WHAT THE TASK REQUIRES — Look through the material and copy each line holding "емкости".

MATERIAL PROVIDED —
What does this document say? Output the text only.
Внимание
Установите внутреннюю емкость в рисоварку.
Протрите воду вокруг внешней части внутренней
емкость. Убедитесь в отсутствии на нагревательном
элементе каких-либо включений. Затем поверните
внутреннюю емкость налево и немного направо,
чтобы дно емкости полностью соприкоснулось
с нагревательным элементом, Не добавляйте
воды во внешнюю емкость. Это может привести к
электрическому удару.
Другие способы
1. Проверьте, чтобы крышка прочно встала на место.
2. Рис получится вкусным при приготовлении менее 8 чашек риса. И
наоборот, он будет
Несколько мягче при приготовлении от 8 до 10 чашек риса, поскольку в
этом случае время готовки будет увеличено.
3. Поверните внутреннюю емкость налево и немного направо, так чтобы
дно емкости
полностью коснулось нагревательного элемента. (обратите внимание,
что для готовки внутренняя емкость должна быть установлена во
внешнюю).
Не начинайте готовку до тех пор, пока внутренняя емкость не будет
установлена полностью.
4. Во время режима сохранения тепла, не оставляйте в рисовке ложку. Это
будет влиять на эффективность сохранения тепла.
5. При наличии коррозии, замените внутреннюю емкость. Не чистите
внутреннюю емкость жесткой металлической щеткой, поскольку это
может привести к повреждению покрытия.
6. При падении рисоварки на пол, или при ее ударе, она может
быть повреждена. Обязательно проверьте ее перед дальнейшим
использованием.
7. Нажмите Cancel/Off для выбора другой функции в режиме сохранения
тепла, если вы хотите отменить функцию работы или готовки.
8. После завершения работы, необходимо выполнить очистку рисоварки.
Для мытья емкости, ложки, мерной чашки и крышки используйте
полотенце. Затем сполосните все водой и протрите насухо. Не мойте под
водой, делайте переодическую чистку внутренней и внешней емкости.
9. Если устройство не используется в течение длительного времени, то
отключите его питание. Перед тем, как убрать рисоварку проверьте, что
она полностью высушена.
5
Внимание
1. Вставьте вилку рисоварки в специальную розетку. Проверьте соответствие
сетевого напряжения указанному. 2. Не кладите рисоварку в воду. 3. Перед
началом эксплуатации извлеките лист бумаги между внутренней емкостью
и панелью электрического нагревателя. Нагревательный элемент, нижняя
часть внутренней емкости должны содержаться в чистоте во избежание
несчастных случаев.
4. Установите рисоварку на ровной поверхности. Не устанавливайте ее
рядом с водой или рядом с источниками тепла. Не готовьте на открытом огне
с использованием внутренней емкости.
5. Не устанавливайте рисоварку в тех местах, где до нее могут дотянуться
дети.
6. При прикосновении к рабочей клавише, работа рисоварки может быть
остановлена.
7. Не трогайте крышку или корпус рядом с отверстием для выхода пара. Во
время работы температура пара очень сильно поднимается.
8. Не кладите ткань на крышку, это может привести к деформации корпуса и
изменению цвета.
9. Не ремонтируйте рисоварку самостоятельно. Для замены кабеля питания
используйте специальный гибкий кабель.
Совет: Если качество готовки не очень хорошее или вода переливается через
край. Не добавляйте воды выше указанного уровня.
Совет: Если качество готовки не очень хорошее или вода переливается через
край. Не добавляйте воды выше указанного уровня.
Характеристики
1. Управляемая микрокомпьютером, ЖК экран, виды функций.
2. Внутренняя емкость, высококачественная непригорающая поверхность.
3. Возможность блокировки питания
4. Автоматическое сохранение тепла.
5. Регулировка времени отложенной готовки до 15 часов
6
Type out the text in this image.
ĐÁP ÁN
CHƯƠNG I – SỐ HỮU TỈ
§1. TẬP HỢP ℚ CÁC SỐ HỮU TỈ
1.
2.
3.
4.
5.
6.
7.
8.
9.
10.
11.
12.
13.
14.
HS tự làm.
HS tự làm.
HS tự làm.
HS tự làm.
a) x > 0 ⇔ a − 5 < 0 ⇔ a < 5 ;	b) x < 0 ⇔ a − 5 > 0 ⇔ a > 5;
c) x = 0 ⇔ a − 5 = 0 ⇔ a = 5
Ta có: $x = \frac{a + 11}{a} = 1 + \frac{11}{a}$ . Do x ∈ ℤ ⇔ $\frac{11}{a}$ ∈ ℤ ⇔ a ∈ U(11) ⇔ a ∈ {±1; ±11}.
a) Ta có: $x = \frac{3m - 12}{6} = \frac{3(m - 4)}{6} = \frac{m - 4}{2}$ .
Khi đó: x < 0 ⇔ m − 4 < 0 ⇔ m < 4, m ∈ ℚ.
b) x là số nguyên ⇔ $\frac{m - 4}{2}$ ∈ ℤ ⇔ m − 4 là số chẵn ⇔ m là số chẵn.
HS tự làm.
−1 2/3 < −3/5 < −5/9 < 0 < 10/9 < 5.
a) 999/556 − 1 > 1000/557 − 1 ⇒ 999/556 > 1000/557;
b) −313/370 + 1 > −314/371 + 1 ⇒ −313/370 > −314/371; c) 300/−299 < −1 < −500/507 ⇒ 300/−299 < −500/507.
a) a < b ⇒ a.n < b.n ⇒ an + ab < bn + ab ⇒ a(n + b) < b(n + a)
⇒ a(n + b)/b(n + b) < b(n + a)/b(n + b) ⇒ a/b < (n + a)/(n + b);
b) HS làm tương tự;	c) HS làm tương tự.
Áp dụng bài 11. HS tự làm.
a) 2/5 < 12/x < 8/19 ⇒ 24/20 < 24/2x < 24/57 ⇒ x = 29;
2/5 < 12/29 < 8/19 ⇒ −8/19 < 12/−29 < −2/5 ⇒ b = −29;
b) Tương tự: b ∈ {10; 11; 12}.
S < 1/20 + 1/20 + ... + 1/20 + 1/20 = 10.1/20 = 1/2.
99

SOLUTION FOR THIS EXERCISE —
чтобы дно емкости полностью соприкоснулось
дно емкости
Для мытья емкости, ложки, мерной чашки и крышки используйте
водой, делайте переодическую чистку внутренней и внешней емкости.
часть внутренней емкости должны содержаться в чистоте во избежание
с использованием внутренней емкости.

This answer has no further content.